Stored items
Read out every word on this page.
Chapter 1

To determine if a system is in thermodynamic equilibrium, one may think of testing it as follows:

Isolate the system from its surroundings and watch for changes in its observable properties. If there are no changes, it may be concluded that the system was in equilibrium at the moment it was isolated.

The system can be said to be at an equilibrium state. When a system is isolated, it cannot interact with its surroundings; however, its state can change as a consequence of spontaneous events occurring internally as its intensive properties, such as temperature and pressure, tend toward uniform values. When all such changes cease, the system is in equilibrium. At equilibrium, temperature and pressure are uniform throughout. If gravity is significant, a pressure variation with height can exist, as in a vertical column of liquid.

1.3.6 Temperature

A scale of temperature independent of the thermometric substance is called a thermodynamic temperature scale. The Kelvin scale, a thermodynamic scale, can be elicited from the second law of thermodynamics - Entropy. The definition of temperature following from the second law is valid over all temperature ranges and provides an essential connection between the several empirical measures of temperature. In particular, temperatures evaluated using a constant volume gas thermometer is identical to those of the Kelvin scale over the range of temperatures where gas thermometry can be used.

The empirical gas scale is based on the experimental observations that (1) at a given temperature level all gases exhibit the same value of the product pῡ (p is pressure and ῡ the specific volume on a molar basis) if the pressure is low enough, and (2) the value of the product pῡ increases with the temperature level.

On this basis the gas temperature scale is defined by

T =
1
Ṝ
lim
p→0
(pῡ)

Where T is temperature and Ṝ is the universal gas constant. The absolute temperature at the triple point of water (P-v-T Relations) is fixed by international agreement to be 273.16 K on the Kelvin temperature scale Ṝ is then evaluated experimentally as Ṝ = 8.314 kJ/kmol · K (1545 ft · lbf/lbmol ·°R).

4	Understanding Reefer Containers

* Your task
Give all the entries again exactly; leave none out.

* Solution for this task
Read out every word on this page.
Chapter 1

To determine if a system is in thermodynamic equilibrium, one may think of testing it as follows:

Isolate the system from its surroundings and watch for changes in its observable properties. If there are no changes, it may be concluded that the system was in equilibrium at the moment it was isolated.

The system can be said to be at an equilibrium state. When a system is isolated, it cannot interact with its surroundings; however, its state can change as a consequence of spontaneous events occurring internally as its intensive properties, such as temperature and pressure, tend toward uniform values. When all such changes cease, the system is in equilibrium. At equilibrium, temperature and pressure are uniform throughout. If gravity is significant, a pressure variation with height can exist, as in a vertical column of liquid.

1.3.6 Temperature

A scale of temperature independent of the thermometric substance is called a thermodynamic temperature scale. The Kelvin scale, a thermodynamic scale, can be elicited from the second law of thermodynamics - Entropy. The definition of temperature following from the second law is valid over all temperature ranges and provides an essential connection between the several empirical measures of temperature. In particular, temperatures evaluated using a constant volume gas thermometer is identical to those of the Kelvin scale over the range of temperatures where gas thermometry can be used.

The empirical gas scale is based on the experimental observations that (1) at a given temperature level all gases exhibit the same value of the product pῡ (p is pressure and ῡ the specific volume on a molar basis) if the pressure is low enough, and (2) the value of the product pῡ increases with the temperature level.

On this basis the gas temperature scale is defined by

T =
1
Ṝ
lim
p→0
(pῡ)

Where T is temperature and Ṝ is the universal gas constant. The absolute temperature at the triple point of water (P-v-T Relations) is fixed by international agreement to be 273.16 K on the Kelvin temperature scale Ṝ is then evaluated experimentally as Ṝ = 8.314 kJ/kmol · K (1545 ft · lbf/lbmol ·°R).

4	Understanding Reefer Containers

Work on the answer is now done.